*** Provided records ***

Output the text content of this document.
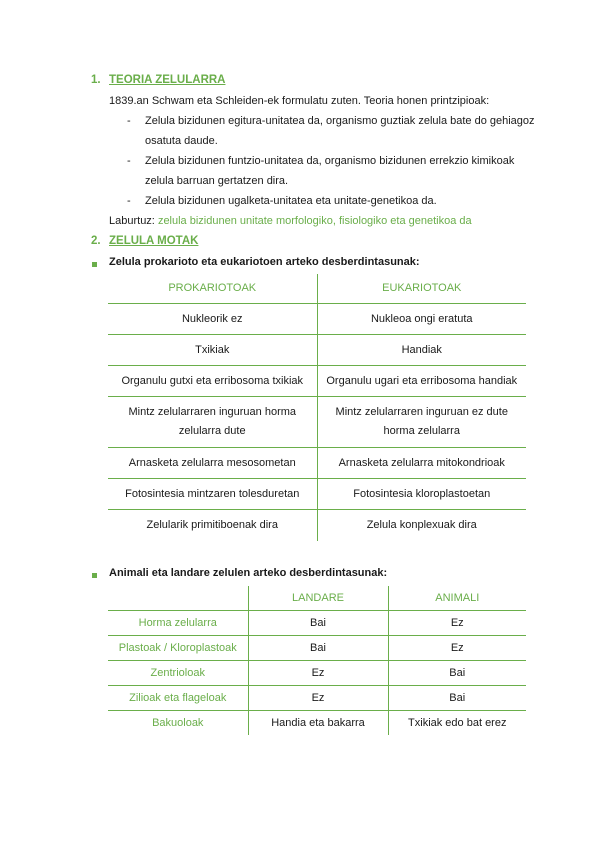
1. TEORIA ZELULARRA
1839.an Schwam eta Schleiden-ek formulatu zuten. Teoria honen printzipioak:
- Zelula bizidunen egitura-unitatea da, organismo guztiak zelula bate do gehiagoz
osatuta daude.
- Zelula bizidunen funtzio-unitatea da, organismo bizidunen errekzio kimikoak
zelula barruan gertatzen dira.
- Zelula bizidunen ugalketa-unitatea eta unitate-genetikoa da.
Laburtuz: zelula bizidunen unitate morfologiko, fisiologiko eta genetikoa da
2. ZELULA MOTAK
Zelula prokarioto eta eukariotoen arteko desberdintasunak:
PROKARIOTOAK	EUKARIOTOAK
Nukleorik ez	Nukleoa ongi eratuta
Txikiak	Handiak
Organulu gutxi eta erribosoma txikiak	Organulu ugari eta erribosoma handiak
Mintz zelularraren inguruan horma zelularra dute	Mintz zelularraren inguruan ez dute horma zelularra
Arnasketa zelularra mesosometan	Arnasketa zelularra mitokondrioak
Fotosintesia mintzaren tolesduretan	Fotosintesia kloroplastoetan
Zelularik primitiboenak dira	Zelula konplexuak dira
Animali eta landare zelulen arteko desberdintasunak:
	LANDARE	ANIMALI
Horma zelularra	Bai	Ez
Plastoak / Kloroplastoak	Bai	Ez
Zentrioloak	Ez	Bai
Zilioak eta flageloak	Ez	Bai
Bakuoloak	Handia eta bakarra	Txikiak edo bat erez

***

Lines that hold the word "genetikoa" are the ones to return, every one of them.

- Zelula bizidunen ugalketa-unitatea eta unitate-genetikoa da.
Laburtuz: zelula bizidunen unitate morfologiko, fisiologiko eta genetikoa da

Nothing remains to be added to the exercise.